(What the exercise asks):
Report each line of the data that includes the word "many".

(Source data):

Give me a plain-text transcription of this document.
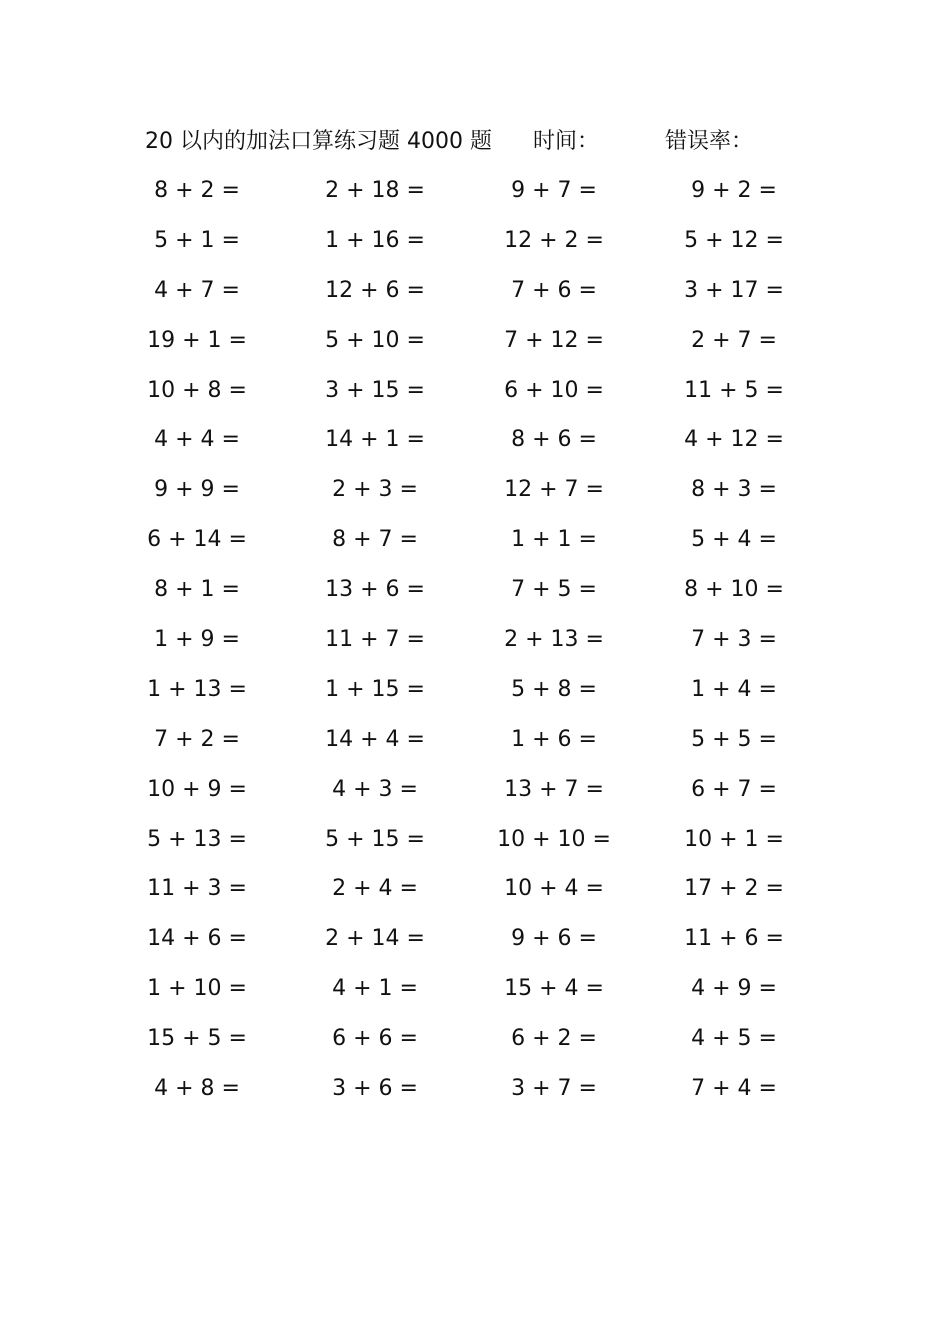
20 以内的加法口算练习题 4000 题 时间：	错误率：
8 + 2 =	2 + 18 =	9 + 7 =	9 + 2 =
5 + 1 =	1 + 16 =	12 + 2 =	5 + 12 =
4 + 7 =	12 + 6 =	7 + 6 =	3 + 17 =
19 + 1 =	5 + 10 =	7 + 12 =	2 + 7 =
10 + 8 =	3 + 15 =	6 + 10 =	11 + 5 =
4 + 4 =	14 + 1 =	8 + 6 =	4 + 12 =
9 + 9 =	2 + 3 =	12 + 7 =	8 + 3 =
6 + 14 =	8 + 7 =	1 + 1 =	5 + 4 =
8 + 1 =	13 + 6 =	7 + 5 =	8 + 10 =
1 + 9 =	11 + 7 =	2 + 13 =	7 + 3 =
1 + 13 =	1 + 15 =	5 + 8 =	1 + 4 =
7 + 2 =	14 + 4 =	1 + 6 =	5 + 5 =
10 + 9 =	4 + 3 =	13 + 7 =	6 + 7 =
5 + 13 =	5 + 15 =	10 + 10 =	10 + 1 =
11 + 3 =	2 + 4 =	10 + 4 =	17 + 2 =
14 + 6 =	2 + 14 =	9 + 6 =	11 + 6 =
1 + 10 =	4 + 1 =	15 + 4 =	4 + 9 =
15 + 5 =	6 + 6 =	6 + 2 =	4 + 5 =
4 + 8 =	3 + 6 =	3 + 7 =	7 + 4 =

==

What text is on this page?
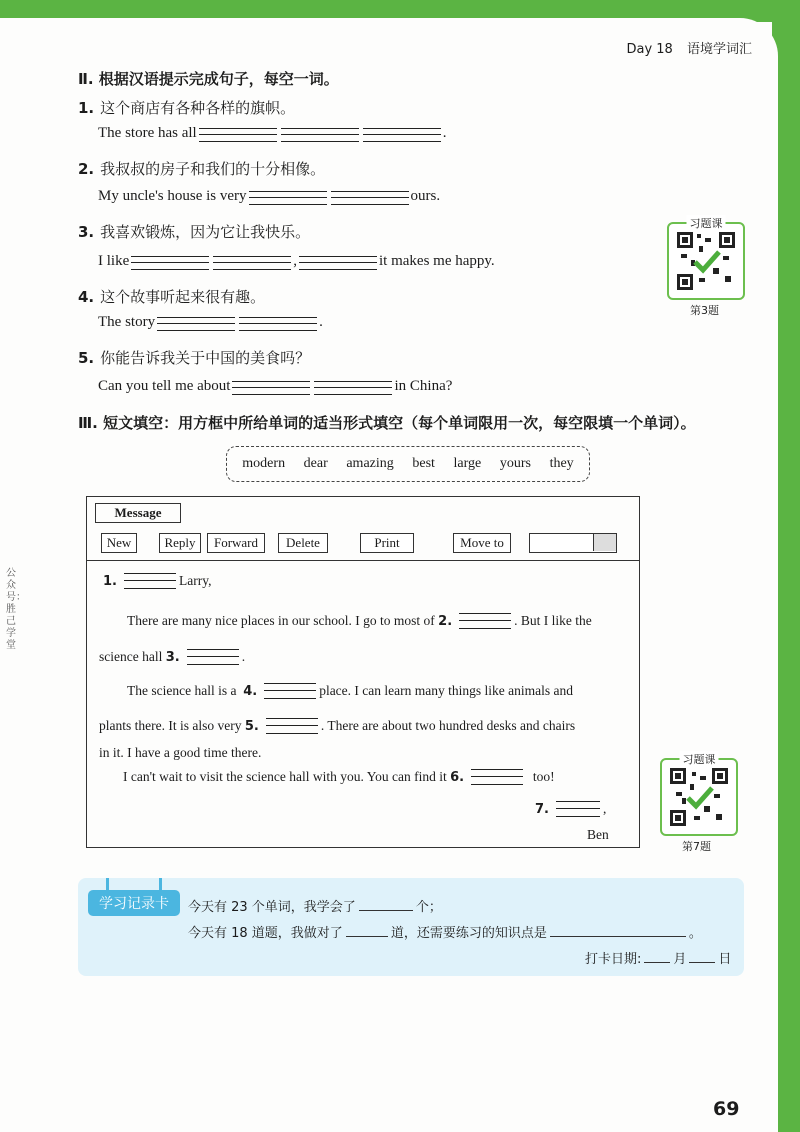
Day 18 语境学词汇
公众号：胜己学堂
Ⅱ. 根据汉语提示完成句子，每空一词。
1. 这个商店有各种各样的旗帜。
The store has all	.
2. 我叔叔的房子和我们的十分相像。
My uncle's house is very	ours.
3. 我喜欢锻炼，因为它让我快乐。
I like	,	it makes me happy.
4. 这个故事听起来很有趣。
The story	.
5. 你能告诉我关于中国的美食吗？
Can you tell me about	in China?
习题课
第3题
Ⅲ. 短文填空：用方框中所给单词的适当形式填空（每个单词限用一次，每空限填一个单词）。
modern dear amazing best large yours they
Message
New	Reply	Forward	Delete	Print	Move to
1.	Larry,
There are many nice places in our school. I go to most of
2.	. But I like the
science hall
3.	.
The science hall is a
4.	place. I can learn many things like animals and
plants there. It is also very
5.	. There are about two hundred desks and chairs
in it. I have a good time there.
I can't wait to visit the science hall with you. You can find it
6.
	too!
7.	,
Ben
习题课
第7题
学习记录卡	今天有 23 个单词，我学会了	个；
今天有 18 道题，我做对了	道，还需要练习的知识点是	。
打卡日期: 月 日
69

(Written solution):
There are many nice places in our school. I go to most of
4.	place. I can learn many things like animals and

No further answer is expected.